start

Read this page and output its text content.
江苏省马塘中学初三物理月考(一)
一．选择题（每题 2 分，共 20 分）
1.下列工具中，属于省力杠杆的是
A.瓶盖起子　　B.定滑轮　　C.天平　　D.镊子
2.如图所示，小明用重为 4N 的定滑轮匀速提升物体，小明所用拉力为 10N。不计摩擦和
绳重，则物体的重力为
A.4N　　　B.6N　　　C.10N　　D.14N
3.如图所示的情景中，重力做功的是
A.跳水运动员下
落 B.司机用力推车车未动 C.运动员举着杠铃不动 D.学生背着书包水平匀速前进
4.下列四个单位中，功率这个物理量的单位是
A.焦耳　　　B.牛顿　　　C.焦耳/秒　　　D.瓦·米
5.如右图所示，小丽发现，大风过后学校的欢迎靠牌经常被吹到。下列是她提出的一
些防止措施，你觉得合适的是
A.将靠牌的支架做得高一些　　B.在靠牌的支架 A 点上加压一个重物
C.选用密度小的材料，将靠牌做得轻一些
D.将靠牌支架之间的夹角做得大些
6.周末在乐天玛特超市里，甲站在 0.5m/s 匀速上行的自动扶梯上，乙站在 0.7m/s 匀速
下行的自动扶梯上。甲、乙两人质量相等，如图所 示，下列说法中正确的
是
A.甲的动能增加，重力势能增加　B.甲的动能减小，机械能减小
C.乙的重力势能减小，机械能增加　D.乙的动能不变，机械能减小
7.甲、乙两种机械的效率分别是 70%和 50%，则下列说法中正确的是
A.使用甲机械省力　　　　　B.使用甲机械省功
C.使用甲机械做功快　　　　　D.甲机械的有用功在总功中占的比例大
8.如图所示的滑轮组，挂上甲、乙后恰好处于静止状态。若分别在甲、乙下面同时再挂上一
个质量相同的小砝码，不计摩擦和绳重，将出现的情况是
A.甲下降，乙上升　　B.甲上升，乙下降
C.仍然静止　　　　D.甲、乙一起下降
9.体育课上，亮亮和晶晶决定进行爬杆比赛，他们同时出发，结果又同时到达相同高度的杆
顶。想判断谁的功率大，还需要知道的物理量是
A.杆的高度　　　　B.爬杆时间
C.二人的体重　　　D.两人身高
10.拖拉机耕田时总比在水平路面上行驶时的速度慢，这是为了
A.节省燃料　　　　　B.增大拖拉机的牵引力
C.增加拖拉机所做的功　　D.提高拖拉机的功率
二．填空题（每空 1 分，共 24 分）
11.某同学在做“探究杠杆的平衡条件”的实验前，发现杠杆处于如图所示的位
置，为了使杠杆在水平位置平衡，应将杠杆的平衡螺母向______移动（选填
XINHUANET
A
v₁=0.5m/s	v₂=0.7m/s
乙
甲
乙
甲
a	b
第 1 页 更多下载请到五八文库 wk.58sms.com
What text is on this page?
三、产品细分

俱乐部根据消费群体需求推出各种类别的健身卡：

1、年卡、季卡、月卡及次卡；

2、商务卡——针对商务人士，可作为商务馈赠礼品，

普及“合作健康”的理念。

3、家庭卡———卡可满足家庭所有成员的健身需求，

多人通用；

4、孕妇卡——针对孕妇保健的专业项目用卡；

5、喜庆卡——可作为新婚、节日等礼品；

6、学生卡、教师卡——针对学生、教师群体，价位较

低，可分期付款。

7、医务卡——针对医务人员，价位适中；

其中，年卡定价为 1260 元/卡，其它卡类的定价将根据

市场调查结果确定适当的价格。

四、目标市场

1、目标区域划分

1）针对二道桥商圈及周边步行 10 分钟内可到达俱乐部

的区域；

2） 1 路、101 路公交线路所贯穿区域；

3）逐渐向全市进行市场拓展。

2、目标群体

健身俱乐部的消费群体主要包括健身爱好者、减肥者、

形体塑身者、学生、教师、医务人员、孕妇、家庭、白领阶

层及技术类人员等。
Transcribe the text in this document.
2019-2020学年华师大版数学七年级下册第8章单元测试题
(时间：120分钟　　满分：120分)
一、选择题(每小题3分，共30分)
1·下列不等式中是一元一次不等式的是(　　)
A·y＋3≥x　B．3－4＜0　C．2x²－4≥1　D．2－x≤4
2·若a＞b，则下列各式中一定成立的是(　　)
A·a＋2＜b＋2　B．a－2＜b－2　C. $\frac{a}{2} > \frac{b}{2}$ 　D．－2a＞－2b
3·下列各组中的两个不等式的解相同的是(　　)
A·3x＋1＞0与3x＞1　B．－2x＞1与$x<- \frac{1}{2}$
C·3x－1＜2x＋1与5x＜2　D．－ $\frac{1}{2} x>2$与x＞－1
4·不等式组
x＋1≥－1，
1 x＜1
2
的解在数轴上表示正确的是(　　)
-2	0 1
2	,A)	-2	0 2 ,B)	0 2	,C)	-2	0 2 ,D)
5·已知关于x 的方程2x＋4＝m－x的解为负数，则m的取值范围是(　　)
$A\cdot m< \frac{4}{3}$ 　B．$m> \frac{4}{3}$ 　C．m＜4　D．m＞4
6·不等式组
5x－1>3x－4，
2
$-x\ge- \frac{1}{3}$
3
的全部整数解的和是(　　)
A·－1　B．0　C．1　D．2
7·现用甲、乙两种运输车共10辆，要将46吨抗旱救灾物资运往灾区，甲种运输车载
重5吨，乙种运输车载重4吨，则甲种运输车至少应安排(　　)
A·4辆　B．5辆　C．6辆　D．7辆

end

Please reproduce each line exactly as written.

Correct response
Read this page and output its text content.
江苏省马塘中学初三物理月考(一)
一．选择题（每题 2 分，共 20 分）
1.下列工具中，属于省力杠杆的是
A.瓶盖起子　　B.定滑轮　　C.天平　　D.镊子
2.如图所示，小明用重为 4N 的定滑轮匀速提升物体，小明所用拉力为 10N。不计摩擦和
绳重，则物体的重力为
A.4N　　　B.6N　　　C.10N　　D.14N
3.如图所示的情景中，重力做功的是
A.跳水运动员下
落 B.司机用力推车车未动 C.运动员举着杠铃不动 D.学生背着书包水平匀速前进
4.下列四个单位中，功率这个物理量的单位是
A.焦耳　　　B.牛顿　　　C.焦耳/秒　　　D.瓦·米
5.如右图所示，小丽发现，大风过后学校的欢迎靠牌经常被吹到。下列是她提出的一
些防止措施，你觉得合适的是
A.将靠牌的支架做得高一些　　B.在靠牌的支架 A 点上加压一个重物
C.选用密度小的材料，将靠牌做得轻一些
D.将靠牌支架之间的夹角做得大些
6.周末在乐天玛特超市里，甲站在 0.5m/s 匀速上行的自动扶梯上，乙站在 0.7m/s 匀速
下行的自动扶梯上。甲、乙两人质量相等，如图所 示，下列说法中正确的
是
A.甲的动能增加，重力势能增加　B.甲的动能减小，机械能减小
C.乙的重力势能减小，机械能增加　D.乙的动能不变，机械能减小
7.甲、乙两种机械的效率分别是 70%和 50%，则下列说法中正确的是
A.使用甲机械省力　　　　　B.使用甲机械省功
C.使用甲机械做功快　　　　　D.甲机械的有用功在总功中占的比例大
8.如图所示的滑轮组，挂上甲、乙后恰好处于静止状态。若分别在甲、乙下面同时再挂上一
个质量相同的小砝码，不计摩擦和绳重，将出现的情况是
A.甲下降，乙上升　　B.甲上升，乙下降
C.仍然静止　　　　D.甲、乙一起下降
9.体育课上，亮亮和晶晶决定进行爬杆比赛，他们同时出发，结果又同时到达相同高度的杆
顶。想判断谁的功率大，还需要知道的物理量是
A.杆的高度　　　　B.爬杆时间
C.二人的体重　　　D.两人身高
10.拖拉机耕田时总比在水平路面上行驶时的速度慢，这是为了
A.节省燃料　　　　　B.增大拖拉机的牵引力
C.增加拖拉机所做的功　　D.提高拖拉机的功率
二．填空题（每空 1 分，共 24 分）
11.某同学在做“探究杠杆的平衡条件”的实验前，发现杠杆处于如图所示的位
置，为了使杠杆在水平位置平衡，应将杠杆的平衡螺母向______移动（选填
XINHUANET
A
v₁=0.5m/s	v₂=0.7m/s
乙
甲
乙
甲
a	b
第 1 页 更多下载请到五八文库 wk.58sms.com
What text is on this page?
三、产品细分

俱乐部根据消费群体需求推出各种类别的健身卡：

1、年卡、季卡、月卡及次卡；

2、商务卡——针对商务人士，可作为商务馈赠礼品，

普及“合作健康”的理念。

3、家庭卡———卡可满足家庭所有成员的健身需求，

多人通用；

4、孕妇卡——针对孕妇保健的专业项目用卡；

5、喜庆卡——可作为新婚、节日等礼品；

6、学生卡、教师卡——针对学生、教师群体，价位较

低，可分期付款。

7、医务卡——针对医务人员，价位适中；

其中，年卡定价为 1260 元/卡，其它卡类的定价将根据

市场调查结果确定适当的价格。

四、目标市场

1、目标区域划分

1）针对二道桥商圈及周边步行 10 分钟内可到达俱乐部

的区域；

2） 1 路、101 路公交线路所贯穿区域；

3）逐渐向全市进行市场拓展。

2、目标群体

健身俱乐部的消费群体主要包括健身爱好者、减肥者、

形体塑身者、学生、教师、医务人员、孕妇、家庭、白领阶

层及技术类人员等。
Transcribe the text in this document.
2019-2020学年华师大版数学七年级下册第8章单元测试题
(时间：120分钟　　满分：120分)
一、选择题(每小题3分，共30分)
1·下列不等式中是一元一次不等式的是(　　)
A·y＋3≥x　B．3－4＜0　C．2x²－4≥1　D．2－x≤4
2·若a＞b，则下列各式中一定成立的是(　　)
A·a＋2＜b＋2　B．a－2＜b－2　C. $\frac{a}{2} > \frac{b}{2}$ 　D．－2a＞－2b
3·下列各组中的两个不等式的解相同的是(　　)
A·3x＋1＞0与3x＞1　B．－2x＞1与$x<- \frac{1}{2}$
C·3x－1＜2x＋1与5x＜2　D．－ $\frac{1}{2} x>2$与x＞－1
4·不等式组
x＋1≥－1，
1 x＜1
2
的解在数轴上表示正确的是(　　)
-2	0 1
2	,A)	-2	0 2 ,B)	0 2	,C)	-2	0 2 ,D)
5·已知关于x 的方程2x＋4＝m－x的解为负数，则m的取值范围是(　　)
$A\cdot m< \frac{4}{3}$ 　B．$m> \frac{4}{3}$ 　C．m＜4　D．m＞4
6·不等式组
5x－1>3x－4，
2
$-x\ge- \frac{1}{3}$
3
的全部整数解的和是(　　)
A·－1　B．0　C．1　D．2
7·现用甲、乙两种运输车共10辆，要将46吨抗旱救灾物资运往灾区，甲种运输车载
重5吨，乙种运输车载重4吨，则甲种运输车至少应安排(　　)
A·4辆　B．5辆　C．6辆　D．7辆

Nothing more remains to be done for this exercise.